- _TASK DATA_
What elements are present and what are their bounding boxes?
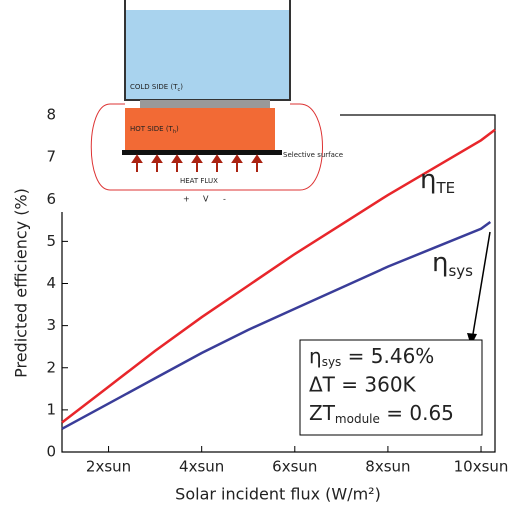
y-tick-label: 8 xyxy=(46,106,56,124)
flux-label: HEAT FLUX xyxy=(180,177,218,185)
y-tick-label: 5 xyxy=(46,232,56,250)
y-tick-label: 2 xyxy=(46,358,56,376)
x-tick-label: 4xsun xyxy=(179,458,224,476)
te-module xyxy=(140,100,270,108)
y-axis-label: Predicted efficiency (%) xyxy=(12,188,31,378)
y-tick-label: 1 xyxy=(46,400,56,418)
eta-te-label: ηTE xyxy=(420,165,455,197)
arrow xyxy=(472,232,490,340)
minus-label: - xyxy=(223,195,226,204)
y-tick-label: 0 xyxy=(46,443,56,461)
y-tick-label: 3 xyxy=(46,316,56,334)
inset-diagram: COLD SIDE (Tc) HOT SIDE (Th) Selective s… xyxy=(60,0,343,212)
x-axis-label: Solar incident flux (W/m²) xyxy=(175,485,381,504)
plus-label: + xyxy=(183,195,190,204)
chart: 0 1 2 3 4 5 6 7 8 2xsun 4xsun 6xsun 8xsun 10xsun COLD… xyxy=(0,0,530,507)
eta-sys-label: ηsys xyxy=(432,248,473,280)
surface-label: Selective surface xyxy=(283,151,343,159)
v-label: V xyxy=(203,195,209,204)
x-tick-label: 10xsun xyxy=(454,458,509,476)
selective-surface xyxy=(122,150,282,155)
x-tick-label: 6xsun xyxy=(272,458,317,476)
x-tick-label: 8xsun xyxy=(365,458,410,476)
y-tick-label: 4 xyxy=(46,274,56,292)
y-tick-label: 6 xyxy=(46,190,56,208)
box-line: ZTmodule = 0.65 xyxy=(309,401,454,426)
box-line: ΔT = 360K xyxy=(309,373,417,397)
x-tick-label: 2xsun xyxy=(86,458,131,476)
y-tick-label: 7 xyxy=(46,148,56,166)
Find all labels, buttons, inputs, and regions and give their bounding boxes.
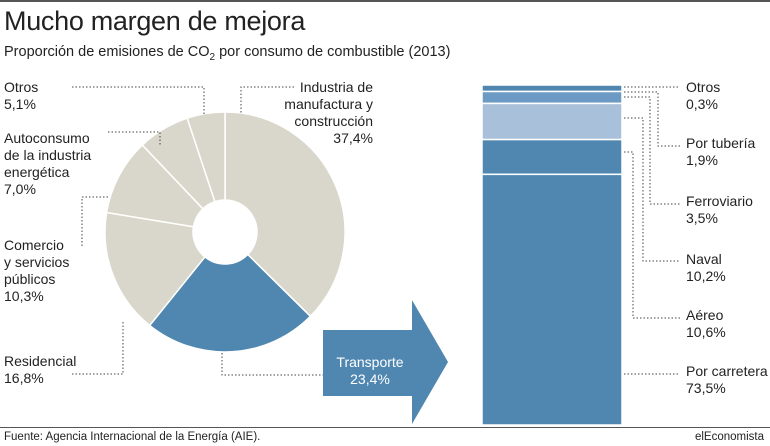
transport-arrow-value: 23,4% [350, 371, 390, 387]
label-aereo-value: 10,6% [686, 324, 726, 340]
label-otros-bar-value: 0,3% [686, 96, 718, 112]
label-industria-value: 37,4% [333, 130, 373, 146]
transport-arrow-label: Transporte 23,4% [330, 354, 410, 388]
leader-aereo [624, 151, 680, 319]
subtitle-prefix: Proporción de emisiones de CO [4, 44, 210, 60]
label-industria: Industria de manufactura y construcción … [270, 79, 373, 147]
label-aereo: Aéreo 10,6% [686, 307, 726, 341]
label-industria-line-1: Industria de [299, 79, 373, 95]
label-aereo-line-1: Aéreo [686, 307, 724, 323]
bar-segment-tuberia [481, 84, 623, 93]
bar-leader-lines [624, 91, 680, 375]
leader-naval [624, 117, 680, 262]
subtitle-subscript: 2 [209, 51, 216, 63]
donut-chart [104, 111, 346, 353]
leader-residencial [72, 320, 124, 375]
label-industria-line-2: manufactura y [284, 96, 373, 112]
label-autoconsumo-line-3: energética [4, 164, 70, 180]
leader-otros-pie [72, 86, 205, 115]
label-otros-pie: Otros 5,1% [4, 79, 38, 113]
donut-slice-industria [224, 111, 346, 318]
bottom-rule [0, 427, 770, 428]
label-residencial-line-1: Residencial [4, 353, 77, 369]
bar-segment-ferroviario [481, 90, 623, 105]
leader-ferroviario [624, 96, 680, 205]
label-industria-line-3: construcción [294, 113, 373, 129]
label-residencial-value: 16,8% [4, 370, 44, 386]
leader-comercio [81, 196, 110, 246]
leader-industria [240, 86, 294, 113]
leader-transporte [221, 353, 330, 376]
label-carretera-line-1: Por carretera [686, 363, 768, 379]
label-naval-line-1: Naval [686, 251, 722, 267]
label-comercio-line-3: públicos [4, 271, 56, 287]
bar-segment-aereo [481, 102, 623, 141]
donut-slice-otros [186, 111, 226, 203]
label-tuberia-line-1: Por tubería [686, 135, 756, 151]
leader-autoconsumo [108, 131, 161, 145]
label-carretera: Por carretera 73,5% [686, 363, 768, 397]
label-ferroviario: Ferroviario 3,5% [686, 193, 753, 227]
label-autoconsumo-line-1: Autoconsumo [4, 130, 90, 146]
label-autoconsumo-value: 7,0% [4, 181, 36, 197]
transport-arrow-name: Transporte [336, 354, 404, 370]
chart-subtitle: Proporción de emisiones de CO2 por consu… [4, 44, 450, 63]
stacked-bar-chart [481, 83, 623, 426]
label-otros-pie-line-1: Otros [4, 79, 39, 95]
transport-arrow [323, 300, 448, 424]
top-rule [0, 0, 770, 2]
label-otros-pie-value: 5,1% [4, 96, 36, 112]
label-tuberia-value: 1,9% [686, 152, 718, 168]
label-carretera-value: 73,5% [686, 380, 726, 396]
label-otros-bar-line-1: Otros [686, 79, 721, 95]
label-comercio-value: 10,3% [4, 288, 44, 304]
label-naval-value: 10,2% [686, 268, 726, 284]
source-note: Fuente: Agencia Internacional de la Ener… [4, 431, 261, 443]
label-ferroviario-line-1: Ferroviario [686, 193, 753, 209]
label-comercio-line-1: Comercio [4, 237, 64, 253]
label-tuberia: Por tubería 1,9% [686, 135, 755, 169]
subtitle-suffix: por consumo de combustible (2013) [215, 44, 451, 60]
chart-title: Mucho margen de mejora [4, 6, 306, 36]
label-residencial: Residencial 16,8% [4, 353, 76, 387]
label-autoconsumo: Autoconsumo de la industria energética 7… [4, 130, 91, 198]
bar-segment-carretera [481, 173, 623, 426]
label-otros-bar: Otros 0,3% [686, 79, 720, 113]
donut-slice-transporte [148, 253, 312, 353]
bar-segment-naval [481, 138, 623, 176]
donut-leader-lines [72, 86, 680, 376]
leader-tuberia [624, 91, 680, 147]
label-naval: Naval 10,2% [686, 251, 726, 285]
label-autoconsumo-line-2: de la industria [4, 147, 92, 163]
label-comercio: Comercio y servicios públicos 10,3% [4, 237, 69, 305]
donut-slice-residencial [104, 211, 206, 327]
label-ferroviario-value: 3,5% [686, 210, 718, 226]
label-comercio-line-2: y servicios [4, 254, 70, 270]
brand-logo-text: elEconomista [694, 431, 764, 443]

- _AIM_
Rewrite all the entries above with "y-tick-label" switched to "y-axis-tick" wherever it appears, changing nothing else. Leave out the pictures.

- _WRITTEN SOLUTION_
What elements are present and what are their bounding boxes?
y-axis-tick: 8 xyxy=(46,106,56,124)
flux-label: HEAT FLUX xyxy=(180,177,218,185)
y-axis-tick: 5 xyxy=(46,232,56,250)
y-axis-tick: 2 xyxy=(46,358,56,376)
x-tick-label: 4xsun xyxy=(179,458,224,476)
te-module xyxy=(140,100,270,108)
y-axis-label: Predicted efficiency (%) xyxy=(12,188,31,378)
y-axis-tick: 1 xyxy=(46,400,56,418)
eta-te-label: ηTE xyxy=(420,165,455,197)
arrow xyxy=(472,232,490,340)
minus-label: - xyxy=(223,195,226,204)
y-axis-tick: 0 xyxy=(46,443,56,461)
y-axis-tick: 3 xyxy=(46,316,56,334)
inset-diagram: COLD SIDE (Tc) HOT SIDE (Th) Selective s… xyxy=(60,0,343,212)
x-axis-label: Solar incident flux (W/m²) xyxy=(175,485,381,504)
plus-label: + xyxy=(183,195,190,204)
chart: 0 1 2 3 4 5 6 7 8 2xsun 4xsun 6xsun 8xsun 10xsun COLD… xyxy=(0,0,530,507)
eta-sys-label: ηsys xyxy=(432,248,473,280)
surface-label: Selective surface xyxy=(283,151,343,159)
v-label: V xyxy=(203,195,209,204)
x-tick-label: 10xsun xyxy=(454,458,509,476)
selective-surface xyxy=(122,150,282,155)
x-tick-label: 6xsun xyxy=(272,458,317,476)
x-tick-label: 8xsun xyxy=(365,458,410,476)
y-axis-tick: 4 xyxy=(46,274,56,292)
y-axis-tick: 6 xyxy=(46,190,56,208)
box-line: ZTmodule = 0.65 xyxy=(309,401,454,426)
box-line: ΔT = 360K xyxy=(309,373,417,397)
x-tick-label: 2xsun xyxy=(86,458,131,476)
y-axis-tick: 7 xyxy=(46,148,56,166)
Find all labels, buttons, inputs, and regions and give their bounding boxes.
transport-arrow-value: 23,4% [350, 371, 390, 387]
label-aereo-value: 10,6% [686, 324, 726, 340]
label-otros-bar-value: 0,3% [686, 96, 718, 112]
label-industria-value: 37,4% [333, 130, 373, 146]
transport-arrow-label: Transporte 23,4% [330, 354, 410, 388]
leader-aereo [624, 151, 680, 319]
subtitle-prefix: Proporción de emisiones de CO [4, 44, 210, 60]
label-industria: Industria de manufactura y construcción … [270, 79, 373, 147]
label-aereo: Aéreo 10,6% [686, 307, 726, 341]
label-industria-line-1: Industria de [299, 79, 373, 95]
label-aereo-line-1: Aéreo [686, 307, 724, 323]
bar-segment-tuberia [481, 84, 623, 93]
bar-leader-lines [624, 91, 680, 375]
leader-naval [624, 117, 680, 262]
subtitle-subscript: 2 [209, 51, 216, 63]
donut-chart [104, 111, 346, 353]
leader-residencial [72, 320, 124, 375]
label-industria-line-2: manufactura y [284, 96, 373, 112]
label-autoconsumo-line-3: energética [4, 164, 70, 180]
leader-otros-pie [72, 86, 205, 115]
label-otros-pie: Otros 5,1% [4, 79, 38, 113]
donut-slice-industria [224, 111, 346, 318]
bottom-rule [0, 427, 770, 428]
label-residencial-line-1: Residencial [4, 353, 77, 369]
bar-segment-ferroviario [481, 90, 623, 105]
leader-ferroviario [624, 96, 680, 205]
label-industria-line-3: construcción [294, 113, 373, 129]
label-residencial-value: 16,8% [4, 370, 44, 386]
leader-comercio [81, 196, 110, 246]
leader-industria [240, 86, 294, 113]
leader-transporte [221, 353, 330, 376]
label-carretera-line-1: Por carretera [686, 363, 768, 379]
label-naval-line-1: Naval [686, 251, 722, 267]
label-comercio-line-3: públicos [4, 271, 56, 287]
bar-segment-aereo [481, 102, 623, 141]
donut-slice-otros [186, 111, 226, 203]
label-tuberia-line-1: Por tubería [686, 135, 756, 151]
leader-autoconsumo [108, 131, 161, 145]
label-carretera: Por carretera 73,5% [686, 363, 768, 397]
label-ferroviario: Ferroviario 3,5% [686, 193, 753, 227]
label-autoconsumo-line-1: Autoconsumo [4, 130, 90, 146]
label-autoconsumo-value: 7,0% [4, 181, 36, 197]
transport-arrow-name: Transporte [336, 354, 404, 370]
chart-subtitle: Proporción de emisiones de CO2 por consu… [4, 44, 450, 63]
stacked-bar-chart [481, 83, 623, 426]
label-otros-pie-line-1: Otros [4, 79, 39, 95]
transport-arrow [323, 300, 448, 424]
top-rule [0, 0, 770, 2]
label-otros-pie-value: 5,1% [4, 96, 36, 112]
label-tuberia-value: 1,9% [686, 152, 718, 168]
label-carretera-value: 73,5% [686, 380, 726, 396]
label-otros-bar-line-1: Otros [686, 79, 721, 95]
label-comercio-value: 10,3% [4, 288, 44, 304]
label-naval-value: 10,2% [686, 268, 726, 284]
source-note: Fuente: Agencia Internacional de la Ener… [4, 431, 261, 443]
label-ferroviario-line-1: Ferroviario [686, 193, 753, 209]
label-comercio-line-1: Comercio [4, 237, 64, 253]
label-tuberia: Por tubería 1,9% [686, 135, 755, 169]
subtitle-suffix: por consumo de combustible (2013) [215, 44, 451, 60]
chart-title: Mucho margen de mejora [4, 6, 306, 36]
label-residencial: Residencial 16,8% [4, 353, 76, 387]
label-autoconsumo: Autoconsumo de la industria energética 7… [4, 130, 91, 198]
bar-segment-carretera [481, 173, 623, 426]
label-otros-bar: Otros 0,3% [686, 79, 720, 113]
donut-slice-transporte [148, 253, 312, 353]
bar-segment-naval [481, 138, 623, 176]
donut-leader-lines [72, 86, 680, 376]
leader-tuberia [624, 91, 680, 147]
label-naval: Naval 10,2% [686, 251, 726, 285]
label-autoconsumo-line-2: de la industria [4, 147, 92, 163]
label-comercio: Comercio y servicios públicos 10,3% [4, 237, 69, 305]
donut-slice-residencial [104, 211, 206, 327]
label-ferroviario-value: 3,5% [686, 210, 718, 226]
label-comercio-line-2: y servicios [4, 254, 70, 270]
brand-logo-text: elEconomista [694, 431, 764, 443]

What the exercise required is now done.